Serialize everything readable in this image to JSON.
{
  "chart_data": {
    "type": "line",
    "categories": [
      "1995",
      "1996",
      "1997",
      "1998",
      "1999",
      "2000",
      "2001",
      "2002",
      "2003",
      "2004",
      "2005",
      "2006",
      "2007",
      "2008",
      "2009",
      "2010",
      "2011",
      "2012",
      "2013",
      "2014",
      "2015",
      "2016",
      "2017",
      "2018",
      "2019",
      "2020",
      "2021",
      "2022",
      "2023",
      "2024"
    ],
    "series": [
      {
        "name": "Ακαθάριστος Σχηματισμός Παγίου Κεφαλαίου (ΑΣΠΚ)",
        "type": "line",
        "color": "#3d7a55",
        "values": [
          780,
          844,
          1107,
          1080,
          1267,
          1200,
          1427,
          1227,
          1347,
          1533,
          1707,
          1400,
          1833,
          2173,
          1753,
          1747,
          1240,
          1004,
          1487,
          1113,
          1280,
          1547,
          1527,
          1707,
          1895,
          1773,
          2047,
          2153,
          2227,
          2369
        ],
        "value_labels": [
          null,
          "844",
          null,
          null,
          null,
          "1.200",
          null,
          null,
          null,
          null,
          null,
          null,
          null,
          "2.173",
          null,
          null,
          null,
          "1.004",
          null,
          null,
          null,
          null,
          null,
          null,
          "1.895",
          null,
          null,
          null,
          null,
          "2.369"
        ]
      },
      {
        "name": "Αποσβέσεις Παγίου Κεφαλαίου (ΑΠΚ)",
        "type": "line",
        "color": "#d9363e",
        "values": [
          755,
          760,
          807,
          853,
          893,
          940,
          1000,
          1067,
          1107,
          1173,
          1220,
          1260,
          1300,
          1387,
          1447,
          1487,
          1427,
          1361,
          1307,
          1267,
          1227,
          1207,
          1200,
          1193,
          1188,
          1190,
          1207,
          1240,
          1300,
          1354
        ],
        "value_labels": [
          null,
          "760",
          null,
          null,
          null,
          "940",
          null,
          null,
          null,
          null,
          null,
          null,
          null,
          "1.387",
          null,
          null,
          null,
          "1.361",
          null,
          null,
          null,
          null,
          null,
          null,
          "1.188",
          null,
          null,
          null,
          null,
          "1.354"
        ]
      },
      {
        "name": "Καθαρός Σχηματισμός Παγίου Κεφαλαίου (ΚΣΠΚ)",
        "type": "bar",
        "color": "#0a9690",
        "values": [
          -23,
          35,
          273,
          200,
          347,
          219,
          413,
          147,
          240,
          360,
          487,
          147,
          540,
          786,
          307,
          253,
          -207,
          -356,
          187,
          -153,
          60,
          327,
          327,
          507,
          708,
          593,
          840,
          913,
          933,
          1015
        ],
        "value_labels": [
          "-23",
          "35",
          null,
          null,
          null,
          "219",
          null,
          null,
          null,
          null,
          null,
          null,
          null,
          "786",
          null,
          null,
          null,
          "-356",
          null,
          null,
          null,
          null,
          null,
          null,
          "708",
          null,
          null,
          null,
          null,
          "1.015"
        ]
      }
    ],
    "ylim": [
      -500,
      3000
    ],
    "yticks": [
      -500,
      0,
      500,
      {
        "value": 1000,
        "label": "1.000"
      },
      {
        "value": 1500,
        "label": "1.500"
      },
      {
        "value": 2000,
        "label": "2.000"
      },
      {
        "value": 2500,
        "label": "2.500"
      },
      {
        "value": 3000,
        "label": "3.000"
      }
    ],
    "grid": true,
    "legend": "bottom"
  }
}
——————
● EXERCISE DESCRIPTION: From the records above, extract everything verbatim.

● EXERCISE RESULT:
Serialize everything readable in this image to JSON.
{
  "chart_data": {
    "type": "line",
    "categories": [
      "1995",
      "1996",
      "1997",
      "1998",
      "1999",
      "2000",
      "2001",
      "2002",
      "2003",
      "2004",
      "2005",
      "2006",
      "2007",
      "2008",
      "2009",
      "2010",
      "2011",
      "2012",
      "2013",
      "2014",
      "2015",
      "2016",
      "2017",
      "2018",
      "2019",
      "2020",
      "2021",
      "2022",
      "2023",
      "2024"
    ],
    "series": [
      {
        "name": "Ακαθάριστος Σχηματισμός Παγίου Κεφαλαίου (ΑΣΠΚ)",
        "type": "line",
        "color": "#3d7a55",
        "values": [
          780,
          844,
          1107,
          1080,
          1267,
          1200,
          1427,
          1227,
          1347,
          1533,
          1707,
          1400,
          1833,
          2173,
          1753,
          1747,
          1240,
          1004,
          1487,
          1113,
          1280,
          1547,
          1527,
          1707,
          1895,
          1773,
          2047,
          2153,
          2227,
          2369
        ],
        "value_labels": [
          null,
          "844",
          null,
          null,
          null,
          "1.200",
          null,
          null,
          null,
          null,
          null,
          null,
          null,
          "2.173",
          null,
          null,
          null,
          "1.004",
          null,
          null,
          null,
          null,
          null,
          null,
          "1.895",
          null,
          null,
          null,
          null,
          "2.369"
        ]
      },
      {
        "name": "Αποσβέσεις Παγίου Κεφαλαίου (ΑΠΚ)",
        "type": "line",
        "color": "#d9363e",
        "values": [
          755,
          760,
          807,
          853,
          893,
          940,
          1000,
          1067,
          1107,
          1173,
          1220,
          1260,
          1300,
          1387,
          1447,
          1487,
          1427,
          1361,
          1307,
          1267,
          1227,
          1207,
          1200,
          1193,
          1188,
          1190,
          1207,
          1240,
          1300,
          1354
        ],
        "value_labels": [
          null,
          "760",
          null,
          null,
          null,
          "940",
          null,
          null,
          null,
          null,
          null,
          null,
          null,
          "1.387",
          null,
          null,
          null,
          "1.361",
          null,
          null,
          null,
          null,
          null,
          null,
          "1.188",
          null,
          null,
          null,
          null,
          "1.354"
        ]
      },
      {
        "name": "Καθαρός Σχηματισμός Παγίου Κεφαλαίου (ΚΣΠΚ)",
        "type": "bar",
        "color": "#0a9690",
        "values": [
          -23,
          35,
          273,
          200,
          347,
          219,
          413,
          147,
          240,
          360,
          487,
          147,
          540,
          786,
          307,
          253,
          -207,
          -356,
          187,
          -153,
          60,
          327,
          327,
          507,
          708,
          593,
          840,
          913,
          933,
          1015
        ],
        "value_labels": [
          "-23",
          "35",
          null,
          null,
          null,
          "219",
          null,
          null,
          null,
          null,
          null,
          null,
          null,
          "786",
          null,
          null,
          null,
          "-356",
          null,
          null,
          null,
          null,
          null,
          null,
          "708",
          null,
          null,
          null,
          null,
          "1.015"
        ]
      }
    ],
    "ylim": [
      -500,
      3000
    ],
    "yticks": [
      -500,
      0,
      500,
      {
        "value": 1000,
        "label": "1.000"
      },
      {
        "value": 1500,
        "label": "1.500"
      },
      {
        "value": 2000,
        "label": "2.000"
      },
      {
        "value": 2500,
        "label": "2.500"
      },
      {
        "value": 3000,
        "label": "3.000"
      }
    ],
    "grid": true,
    "legend": "bottom"
  }
}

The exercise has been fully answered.